** What you are asked to do **
Collect each line containing "object".

[Records from a collection of figures]
-----

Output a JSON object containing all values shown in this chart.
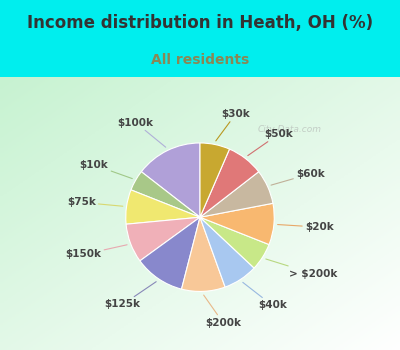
{
  "title": "Income distribution in Heath, OH (%)",
  "subtitle": "All residents",
  "title_color": "#333333",
  "subtitle_color": "#888855",
  "bg_outer": "#00eeee",
  "watermark": "City-Data.com",
  "labels": [
    "$100k",
    "$10k",
    "$75k",
    "$150k",
    "$125k",
    "$200k",
    "$40k",
    "> $200k",
    "$20k",
    "$60k",
    "$50k",
    "$30k"
  ],
  "values": [
    14.5,
    4.5,
    7.5,
    8.5,
    11.0,
    9.5,
    7.5,
    6.0,
    9.0,
    7.5,
    8.0,
    6.5
  ],
  "colors": [
    "#b0a0d8",
    "#a8c888",
    "#f0e870",
    "#f0b0b8",
    "#8888cc",
    "#f8c898",
    "#a8c8f0",
    "#c8e888",
    "#f8b870",
    "#c8b8a0",
    "#e07878",
    "#c8a830"
  ],
  "label_line_colors": [
    "#b0b0d8",
    "#a0c888",
    "#d8d870",
    "#e8a8b0",
    "#8888b8",
    "#e8b888",
    "#98b8e0",
    "#b8d880",
    "#e8a868",
    "#c0b098",
    "#d07070",
    "#b89820"
  ],
  "startangle": 90,
  "label_fontsize": 7.5,
  "title_fontsize": 12,
  "subtitle_fontsize": 10
}
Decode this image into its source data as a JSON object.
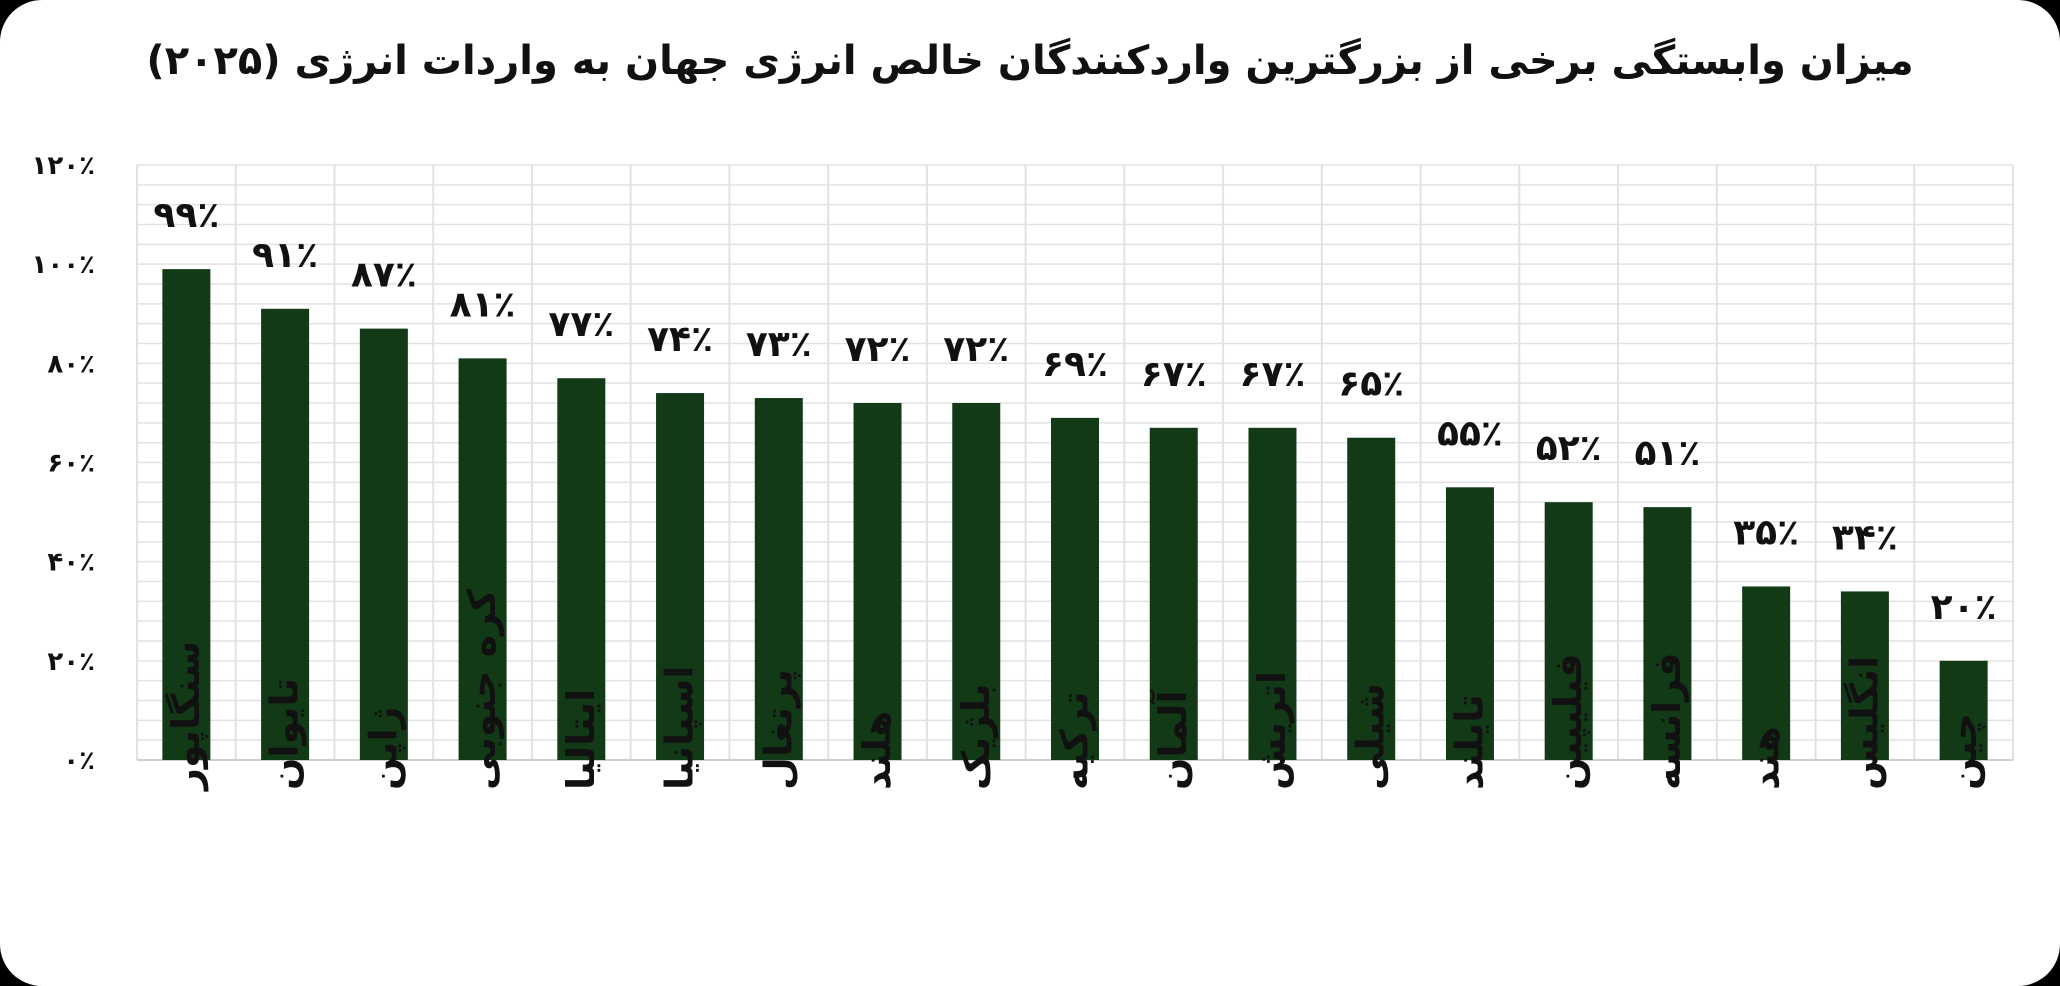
{
  "chart_data": {
    "type": "bar",
    "title": "میزان وابستگی برخی از بزرگترین واردکنندگان خالص انرژی جهان به واردات انرژی (۲۰۲۵)",
    "categories": [
      "سنگاپور",
      "تایوان",
      "ژاپن",
      "کره جنوبی",
      "ایتالیا",
      "اسپانیا",
      "پرتغال",
      "هلند",
      "بلژیک",
      "ترکیه",
      "آلمان",
      "اتریش",
      "شیلی",
      "تایلند",
      "فیلیپین",
      "فرانسه",
      "هند",
      "انگلیس",
      "چین"
    ],
    "values": [
      99,
      91,
      87,
      81,
      77,
      74,
      73,
      72,
      72,
      69,
      67,
      67,
      65,
      55,
      52,
      51,
      35,
      34,
      20
    ],
    "data_labels": [
      "۹۹٪",
      "۹۱٪",
      "۸۷٪",
      "۸۱٪",
      "۷۷٪",
      "۷۴٪",
      "۷۳٪",
      "۷۲٪",
      "۷۲٪",
      "۶۹٪",
      "۶۷٪",
      "۶۷٪",
      "۶۵٪",
      "۵۵٪",
      "۵۲٪",
      "۵۱٪",
      "۳۵٪",
      "۳۴٪",
      "۲۰٪"
    ],
    "ylim": [
      0,
      120
    ],
    "yticks": [
      0,
      20,
      40,
      60,
      80,
      100,
      120
    ],
    "ytick_labels": [
      "۰٪",
      "۲۰٪",
      "۴۰٪",
      "۶۰٪",
      "۸۰٪",
      "۱۰۰٪",
      "۱۲۰٪"
    ],
    "grid": true,
    "bar_color": "#133a17",
    "grid_color": "#e2e2e2"
  }
}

-----

** Output for this exercise **
Output a JSON object containing all values shown in this chart.
Decode this image into its source data as a JSON object.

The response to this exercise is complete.